Images excluded, repeat each entry below exactly.
─── Material for this task
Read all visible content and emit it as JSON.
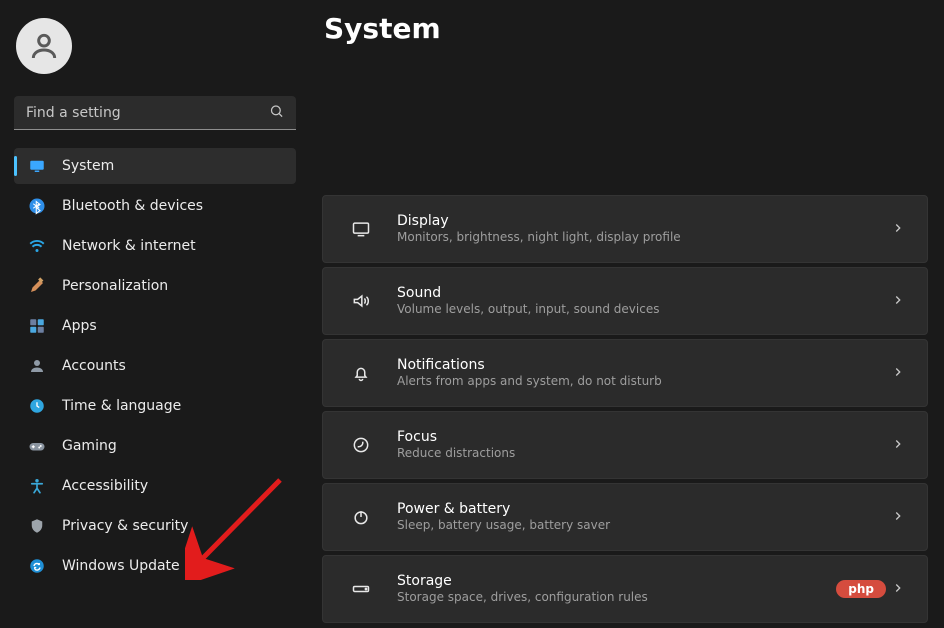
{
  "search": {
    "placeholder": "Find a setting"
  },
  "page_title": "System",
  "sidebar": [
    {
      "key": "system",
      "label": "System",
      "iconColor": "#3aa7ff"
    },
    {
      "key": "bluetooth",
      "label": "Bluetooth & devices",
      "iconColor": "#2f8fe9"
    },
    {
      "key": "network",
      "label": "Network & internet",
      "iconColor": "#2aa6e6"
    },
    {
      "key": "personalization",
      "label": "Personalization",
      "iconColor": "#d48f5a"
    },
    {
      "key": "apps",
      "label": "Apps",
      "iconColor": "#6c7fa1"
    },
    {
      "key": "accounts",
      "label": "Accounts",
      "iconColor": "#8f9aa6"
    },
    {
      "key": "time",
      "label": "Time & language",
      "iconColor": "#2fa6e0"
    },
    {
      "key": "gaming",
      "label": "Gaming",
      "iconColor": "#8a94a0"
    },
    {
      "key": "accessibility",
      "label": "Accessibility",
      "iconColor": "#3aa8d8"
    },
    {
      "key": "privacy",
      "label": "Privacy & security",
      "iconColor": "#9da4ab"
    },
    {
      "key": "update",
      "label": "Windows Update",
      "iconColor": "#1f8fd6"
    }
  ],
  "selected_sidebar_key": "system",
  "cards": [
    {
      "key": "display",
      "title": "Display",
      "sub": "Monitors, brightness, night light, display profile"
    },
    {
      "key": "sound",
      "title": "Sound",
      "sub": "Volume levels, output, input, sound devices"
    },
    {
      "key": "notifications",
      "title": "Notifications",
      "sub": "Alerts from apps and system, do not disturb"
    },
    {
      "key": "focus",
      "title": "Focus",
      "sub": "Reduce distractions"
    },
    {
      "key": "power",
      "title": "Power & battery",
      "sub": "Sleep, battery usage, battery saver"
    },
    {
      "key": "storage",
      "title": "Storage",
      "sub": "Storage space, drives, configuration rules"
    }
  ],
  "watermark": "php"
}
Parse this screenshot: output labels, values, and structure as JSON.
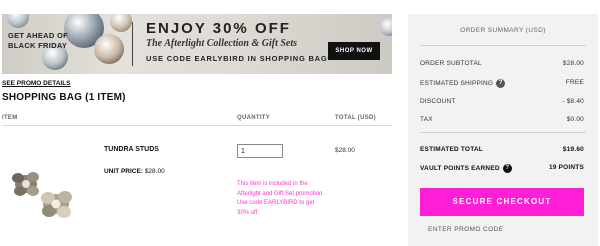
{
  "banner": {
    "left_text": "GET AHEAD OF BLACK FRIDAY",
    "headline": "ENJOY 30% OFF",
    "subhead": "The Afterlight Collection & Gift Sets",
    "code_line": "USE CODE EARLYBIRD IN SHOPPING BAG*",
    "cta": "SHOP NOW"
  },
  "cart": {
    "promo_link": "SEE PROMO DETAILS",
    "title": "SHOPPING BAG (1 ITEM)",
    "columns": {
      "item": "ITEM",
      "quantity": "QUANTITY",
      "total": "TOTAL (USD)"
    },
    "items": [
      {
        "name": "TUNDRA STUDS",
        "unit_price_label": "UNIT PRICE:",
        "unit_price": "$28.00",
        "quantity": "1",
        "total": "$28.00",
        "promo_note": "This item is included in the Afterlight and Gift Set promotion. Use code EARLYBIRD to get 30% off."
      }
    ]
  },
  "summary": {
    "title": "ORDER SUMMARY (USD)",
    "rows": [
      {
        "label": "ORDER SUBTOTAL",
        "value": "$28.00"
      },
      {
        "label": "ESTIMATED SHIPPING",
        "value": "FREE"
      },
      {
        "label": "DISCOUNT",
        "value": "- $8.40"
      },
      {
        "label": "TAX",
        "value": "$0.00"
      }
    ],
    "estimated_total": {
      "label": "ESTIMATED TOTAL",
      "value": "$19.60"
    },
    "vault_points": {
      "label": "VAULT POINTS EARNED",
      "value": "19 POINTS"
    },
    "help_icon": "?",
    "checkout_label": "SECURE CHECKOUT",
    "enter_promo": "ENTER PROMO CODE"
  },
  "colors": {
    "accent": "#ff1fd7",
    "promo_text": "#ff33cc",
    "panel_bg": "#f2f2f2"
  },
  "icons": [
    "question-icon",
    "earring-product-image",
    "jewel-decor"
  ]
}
──────
◆ **Exercise result**
Read all visible content and emit it as JSON.
{
  "search": {
    "placeholder": "Find a setting"
  },
  "page_title": "System",
  "sidebar": [
    {
      "key": "system",
      "label": "System",
      "iconColor": "#3aa7ff"
    },
    {
      "key": "bluetooth",
      "label": "Bluetooth & devices",
      "iconColor": "#2f8fe9"
    },
    {
      "key": "network",
      "label": "Network & internet",
      "iconColor": "#2aa6e6"
    },
    {
      "key": "personalization",
      "label": "Personalization",
      "iconColor": "#d48f5a"
    },
    {
      "key": "apps",
      "label": "Apps",
      "iconColor": "#6c7fa1"
    },
    {
      "key": "accounts",
      "label": "Accounts",
      "iconColor": "#8f9aa6"
    },
    {
      "key": "time",
      "label": "Time & language",
      "iconColor": "#2fa6e0"
    },
    {
      "key": "gaming",
      "label": "Gaming",
      "iconColor": "#8a94a0"
    },
    {
      "key": "accessibility",
      "label": "Accessibility",
      "iconColor": "#3aa8d8"
    },
    {
      "key": "privacy",
      "label": "Privacy & security",
      "iconColor": "#9da4ab"
    },
    {
      "key": "update",
      "label": "Windows Update",
      "iconColor": "#1f8fd6"
    }
  ],
  "selected_sidebar_key": "system",
  "cards": [
    {
      "key": "display",
      "title": "Display",
      "sub": "Monitors, brightness, night light, display profile"
    },
    {
      "key": "sound",
      "title": "Sound",
      "sub": "Volume levels, output, input, sound devices"
    },
    {
      "key": "notifications",
      "title": "Notifications",
      "sub": "Alerts from apps and system, do not disturb"
    },
    {
      "key": "focus",
      "title": "Focus",
      "sub": "Reduce distractions"
    },
    {
      "key": "power",
      "title": "Power & battery",
      "sub": "Sleep, battery usage, battery saver"
    },
    {
      "key": "storage",
      "title": "Storage",
      "sub": "Storage space, drives, configuration rules"
    }
  ],
  "watermark": "php"
}
Parse this screenshot: output labels, values, and structure as JSON.
{
  "banner": {
    "left_text": "GET AHEAD OF BLACK FRIDAY",
    "headline": "ENJOY 30% OFF",
    "subhead": "The Afterlight Collection & Gift Sets",
    "code_line": "USE CODE EARLYBIRD IN SHOPPING BAG*",
    "cta": "SHOP NOW"
  },
  "cart": {
    "promo_link": "SEE PROMO DETAILS",
    "title": "SHOPPING BAG (1 ITEM)",
    "columns": {
      "item": "ITEM",
      "quantity": "QUANTITY",
      "total": "TOTAL (USD)"
    },
    "items": [
      {
        "name": "TUNDRA STUDS",
        "unit_price_label": "UNIT PRICE:",
        "unit_price": "$28.00",
        "quantity": "1",
        "total": "$28.00",
        "promo_note": "This item is included in the Afterlight and Gift Set promotion. Use code EARLYBIRD to get 30% off."
      }
    ]
  },
  "summary": {
    "title": "ORDER SUMMARY (USD)",
    "rows": [
      {
        "label": "ORDER SUBTOTAL",
        "value": "$28.00"
      },
      {
        "label": "ESTIMATED SHIPPING",
        "value": "FREE"
      },
      {
        "label": "DISCOUNT",
        "value": "- $8.40"
      },
      {
        "label": "TAX",
        "value": "$0.00"
      }
    ],
    "estimated_total": {
      "label": "ESTIMATED TOTAL",
      "value": "$19.60"
    },
    "vault_points": {
      "label": "VAULT POINTS EARNED",
      "value": "19 POINTS"
    },
    "help_icon": "?",
    "checkout_label": "SECURE CHECKOUT",
    "enter_promo": "ENTER PROMO CODE"
  },
  "colors": {
    "accent": "#ff1fd7",
    "promo_text": "#ff33cc",
    "panel_bg": "#f2f2f2"
  },
  "icons": [
    "question-icon",
    "earring-product-image",
    "jewel-decor"
  ]
}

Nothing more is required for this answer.